• RECORDS PROVIDED:
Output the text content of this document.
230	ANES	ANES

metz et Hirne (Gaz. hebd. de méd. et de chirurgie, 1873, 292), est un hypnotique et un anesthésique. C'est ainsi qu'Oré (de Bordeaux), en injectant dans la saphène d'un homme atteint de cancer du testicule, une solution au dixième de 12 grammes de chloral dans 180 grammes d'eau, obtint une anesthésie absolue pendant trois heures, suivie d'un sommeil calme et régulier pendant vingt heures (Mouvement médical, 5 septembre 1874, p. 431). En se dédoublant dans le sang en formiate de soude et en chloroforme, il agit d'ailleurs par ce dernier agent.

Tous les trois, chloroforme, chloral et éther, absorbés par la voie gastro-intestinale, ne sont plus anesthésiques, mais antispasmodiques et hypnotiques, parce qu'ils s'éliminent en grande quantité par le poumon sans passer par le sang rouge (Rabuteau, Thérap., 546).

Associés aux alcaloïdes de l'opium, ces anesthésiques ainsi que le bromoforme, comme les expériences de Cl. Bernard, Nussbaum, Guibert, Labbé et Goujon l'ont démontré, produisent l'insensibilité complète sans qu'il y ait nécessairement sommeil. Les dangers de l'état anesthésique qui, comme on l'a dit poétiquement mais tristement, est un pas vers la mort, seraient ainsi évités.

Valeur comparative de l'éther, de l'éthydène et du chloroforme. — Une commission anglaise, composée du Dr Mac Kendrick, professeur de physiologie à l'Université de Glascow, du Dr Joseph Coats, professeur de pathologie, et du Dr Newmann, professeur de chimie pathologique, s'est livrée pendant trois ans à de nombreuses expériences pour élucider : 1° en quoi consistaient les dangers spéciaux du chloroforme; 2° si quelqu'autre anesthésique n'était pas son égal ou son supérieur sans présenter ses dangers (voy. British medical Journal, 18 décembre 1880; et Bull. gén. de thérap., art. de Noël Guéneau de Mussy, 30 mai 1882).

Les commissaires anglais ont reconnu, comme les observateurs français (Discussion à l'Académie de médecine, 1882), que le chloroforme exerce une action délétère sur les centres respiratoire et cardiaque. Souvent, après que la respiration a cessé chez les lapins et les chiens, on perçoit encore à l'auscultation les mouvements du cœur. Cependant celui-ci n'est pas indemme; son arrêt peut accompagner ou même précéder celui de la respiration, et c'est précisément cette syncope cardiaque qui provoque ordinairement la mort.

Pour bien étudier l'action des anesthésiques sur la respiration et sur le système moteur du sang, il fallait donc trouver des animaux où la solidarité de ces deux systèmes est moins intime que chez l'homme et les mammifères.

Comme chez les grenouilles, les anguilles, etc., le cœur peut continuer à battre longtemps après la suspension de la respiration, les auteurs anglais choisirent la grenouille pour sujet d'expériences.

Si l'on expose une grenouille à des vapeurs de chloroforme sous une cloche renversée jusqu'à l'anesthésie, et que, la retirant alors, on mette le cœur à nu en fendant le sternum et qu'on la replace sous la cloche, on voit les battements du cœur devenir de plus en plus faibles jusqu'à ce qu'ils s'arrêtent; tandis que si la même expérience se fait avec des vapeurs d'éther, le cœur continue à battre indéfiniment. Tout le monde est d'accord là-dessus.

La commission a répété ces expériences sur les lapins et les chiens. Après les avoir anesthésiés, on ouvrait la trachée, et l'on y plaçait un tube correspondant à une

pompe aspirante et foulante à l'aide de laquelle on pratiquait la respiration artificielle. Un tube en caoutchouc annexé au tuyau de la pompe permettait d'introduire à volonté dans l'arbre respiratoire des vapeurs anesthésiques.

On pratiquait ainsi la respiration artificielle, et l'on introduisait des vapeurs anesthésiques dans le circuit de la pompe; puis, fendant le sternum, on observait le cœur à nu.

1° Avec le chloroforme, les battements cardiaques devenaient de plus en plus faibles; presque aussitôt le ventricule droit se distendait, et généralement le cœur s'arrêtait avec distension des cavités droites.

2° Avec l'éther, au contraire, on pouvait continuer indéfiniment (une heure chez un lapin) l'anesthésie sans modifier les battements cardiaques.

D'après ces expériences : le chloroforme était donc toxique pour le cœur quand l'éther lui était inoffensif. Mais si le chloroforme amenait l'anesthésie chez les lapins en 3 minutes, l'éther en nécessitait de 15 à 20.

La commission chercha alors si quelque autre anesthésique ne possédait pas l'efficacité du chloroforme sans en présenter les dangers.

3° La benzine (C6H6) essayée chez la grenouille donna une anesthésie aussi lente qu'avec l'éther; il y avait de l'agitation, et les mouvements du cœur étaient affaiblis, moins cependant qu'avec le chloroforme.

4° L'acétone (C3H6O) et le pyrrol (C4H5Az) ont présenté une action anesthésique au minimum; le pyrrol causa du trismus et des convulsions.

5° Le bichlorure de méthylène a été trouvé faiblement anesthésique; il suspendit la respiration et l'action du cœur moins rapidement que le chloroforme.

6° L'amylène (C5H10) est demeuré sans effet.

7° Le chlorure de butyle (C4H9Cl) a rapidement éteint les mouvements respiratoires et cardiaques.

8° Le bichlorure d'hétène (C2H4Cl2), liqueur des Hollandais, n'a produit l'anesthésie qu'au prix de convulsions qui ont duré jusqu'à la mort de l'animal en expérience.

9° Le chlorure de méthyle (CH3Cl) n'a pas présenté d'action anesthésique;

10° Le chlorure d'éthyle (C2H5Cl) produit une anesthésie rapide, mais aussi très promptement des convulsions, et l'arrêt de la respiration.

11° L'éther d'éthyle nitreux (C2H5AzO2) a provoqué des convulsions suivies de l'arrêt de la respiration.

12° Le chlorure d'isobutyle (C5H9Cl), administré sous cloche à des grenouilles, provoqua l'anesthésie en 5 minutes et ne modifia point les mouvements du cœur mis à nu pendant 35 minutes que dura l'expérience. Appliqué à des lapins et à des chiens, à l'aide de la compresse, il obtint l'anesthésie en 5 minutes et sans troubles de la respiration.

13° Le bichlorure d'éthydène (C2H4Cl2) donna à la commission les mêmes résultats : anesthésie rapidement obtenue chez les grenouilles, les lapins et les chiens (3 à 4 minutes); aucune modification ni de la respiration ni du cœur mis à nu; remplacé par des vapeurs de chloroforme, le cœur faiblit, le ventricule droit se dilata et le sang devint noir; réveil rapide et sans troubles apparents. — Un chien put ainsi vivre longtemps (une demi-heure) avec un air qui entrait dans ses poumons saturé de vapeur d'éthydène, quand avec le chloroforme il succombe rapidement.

* * *

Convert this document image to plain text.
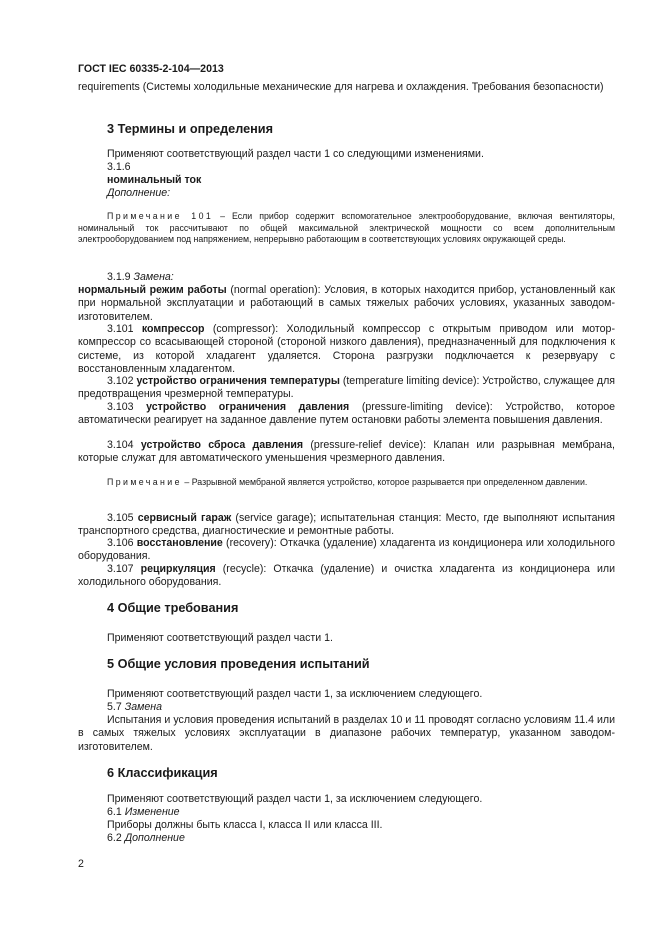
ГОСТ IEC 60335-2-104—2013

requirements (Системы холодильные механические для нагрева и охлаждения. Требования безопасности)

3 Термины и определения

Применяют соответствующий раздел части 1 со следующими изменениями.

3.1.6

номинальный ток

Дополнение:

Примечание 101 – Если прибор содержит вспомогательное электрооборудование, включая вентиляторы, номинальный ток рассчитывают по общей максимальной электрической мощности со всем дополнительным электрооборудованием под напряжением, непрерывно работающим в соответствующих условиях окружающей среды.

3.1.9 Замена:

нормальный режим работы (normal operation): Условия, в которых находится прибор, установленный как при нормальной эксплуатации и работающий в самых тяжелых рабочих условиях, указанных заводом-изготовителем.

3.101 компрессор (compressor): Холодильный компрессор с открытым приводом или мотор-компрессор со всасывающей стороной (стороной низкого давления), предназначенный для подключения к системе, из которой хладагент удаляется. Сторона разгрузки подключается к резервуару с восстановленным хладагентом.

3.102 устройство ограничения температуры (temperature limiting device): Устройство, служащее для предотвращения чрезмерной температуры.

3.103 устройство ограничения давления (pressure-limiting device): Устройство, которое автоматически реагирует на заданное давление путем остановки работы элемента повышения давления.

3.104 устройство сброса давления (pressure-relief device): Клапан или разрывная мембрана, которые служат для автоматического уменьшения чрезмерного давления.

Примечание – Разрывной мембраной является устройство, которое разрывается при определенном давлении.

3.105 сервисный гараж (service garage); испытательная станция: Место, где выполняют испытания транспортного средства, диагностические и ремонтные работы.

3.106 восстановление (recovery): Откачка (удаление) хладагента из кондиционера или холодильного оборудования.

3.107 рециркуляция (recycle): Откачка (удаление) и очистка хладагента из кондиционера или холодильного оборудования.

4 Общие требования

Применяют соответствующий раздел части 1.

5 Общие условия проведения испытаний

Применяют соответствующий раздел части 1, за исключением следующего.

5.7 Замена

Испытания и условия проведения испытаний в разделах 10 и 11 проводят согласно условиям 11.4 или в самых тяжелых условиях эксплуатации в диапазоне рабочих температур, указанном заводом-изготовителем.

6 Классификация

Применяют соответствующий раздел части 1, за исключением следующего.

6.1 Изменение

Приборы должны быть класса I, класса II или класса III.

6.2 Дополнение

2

• REQUIRED TASK: Find each line holding "Применяют". Copy it out.

• RESPONSE TO THIS TASK:
Применяют соответствующий раздел части 1 со следующими изменениями.
Применяют соответствующий раздел части 1.
Применяют соответствующий раздел части 1, за исключением следующего.
Применяют соответствующий раздел части 1, за исключением следующего.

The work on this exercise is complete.